Stored data entries
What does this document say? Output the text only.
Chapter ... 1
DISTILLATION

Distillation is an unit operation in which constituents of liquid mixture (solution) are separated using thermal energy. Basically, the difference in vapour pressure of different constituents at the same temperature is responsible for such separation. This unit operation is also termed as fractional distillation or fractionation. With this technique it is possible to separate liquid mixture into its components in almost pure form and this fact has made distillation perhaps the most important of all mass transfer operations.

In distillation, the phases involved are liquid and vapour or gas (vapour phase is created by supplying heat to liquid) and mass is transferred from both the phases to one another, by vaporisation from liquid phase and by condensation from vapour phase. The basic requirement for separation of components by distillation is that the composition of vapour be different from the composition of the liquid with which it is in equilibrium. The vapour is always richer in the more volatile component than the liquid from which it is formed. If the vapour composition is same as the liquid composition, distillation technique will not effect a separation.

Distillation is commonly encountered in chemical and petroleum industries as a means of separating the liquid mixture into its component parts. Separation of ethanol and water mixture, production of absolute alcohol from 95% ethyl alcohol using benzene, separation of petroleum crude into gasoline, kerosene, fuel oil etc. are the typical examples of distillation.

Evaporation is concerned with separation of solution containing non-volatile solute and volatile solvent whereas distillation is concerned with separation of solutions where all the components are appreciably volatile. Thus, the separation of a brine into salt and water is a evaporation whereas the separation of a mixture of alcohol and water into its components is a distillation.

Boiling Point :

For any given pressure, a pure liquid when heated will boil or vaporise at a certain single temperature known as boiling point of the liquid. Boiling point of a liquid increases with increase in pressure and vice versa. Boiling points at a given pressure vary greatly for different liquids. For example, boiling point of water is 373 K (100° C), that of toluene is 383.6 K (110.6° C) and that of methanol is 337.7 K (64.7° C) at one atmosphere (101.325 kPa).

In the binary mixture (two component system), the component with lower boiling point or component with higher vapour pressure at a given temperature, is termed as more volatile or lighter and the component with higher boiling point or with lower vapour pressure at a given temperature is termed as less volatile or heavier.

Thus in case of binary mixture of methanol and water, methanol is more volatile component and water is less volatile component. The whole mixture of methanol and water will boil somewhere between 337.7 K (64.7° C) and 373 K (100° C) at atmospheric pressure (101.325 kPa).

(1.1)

### Work instructions:
Word for word, write out all of the data above.

### Output below:
What does this document say? Output the text only.
Chapter ... 1
DISTILLATION

Distillation is an unit operation in which constituents of liquid mixture (solution) are separated using thermal energy. Basically, the difference in vapour pressure of different constituents at the same temperature is responsible for such separation. This unit operation is also termed as fractional distillation or fractionation. With this technique it is possible to separate liquid mixture into its components in almost pure form and this fact has made distillation perhaps the most important of all mass transfer operations.

In distillation, the phases involved are liquid and vapour or gas (vapour phase is created by supplying heat to liquid) and mass is transferred from both the phases to one another, by vaporisation from liquid phase and by condensation from vapour phase. The basic requirement for separation of components by distillation is that the composition of vapour be different from the composition of the liquid with which it is in equilibrium. The vapour is always richer in the more volatile component than the liquid from which it is formed. If the vapour composition is same as the liquid composition, distillation technique will not effect a separation.

Distillation is commonly encountered in chemical and petroleum industries as a means of separating the liquid mixture into its component parts. Separation of ethanol and water mixture, production of absolute alcohol from 95% ethyl alcohol using benzene, separation of petroleum crude into gasoline, kerosene, fuel oil etc. are the typical examples of distillation.

Evaporation is concerned with separation of solution containing non-volatile solute and volatile solvent whereas distillation is concerned with separation of solutions where all the components are appreciably volatile. Thus, the separation of a brine into salt and water is a evaporation whereas the separation of a mixture of alcohol and water into its components is a distillation.

Boiling Point :

For any given pressure, a pure liquid when heated will boil or vaporise at a certain single temperature known as boiling point of the liquid. Boiling point of a liquid increases with increase in pressure and vice versa. Boiling points at a given pressure vary greatly for different liquids. For example, boiling point of water is 373 K (100° C), that of toluene is 383.6 K (110.6° C) and that of methanol is 337.7 K (64.7° C) at one atmosphere (101.325 kPa).

In the binary mixture (two component system), the component with lower boiling point or component with higher vapour pressure at a given temperature, is termed as more volatile or lighter and the component with higher boiling point or with lower vapour pressure at a given temperature is termed as less volatile or heavier.

Thus in case of binary mixture of methanol and water, methanol is more volatile component and water is less volatile component. The whole mixture of methanol and water will boil somewhere between 337.7 K (64.7° C) and 373 K (100° C) at atmospheric pressure (101.325 kPa).

(1.1)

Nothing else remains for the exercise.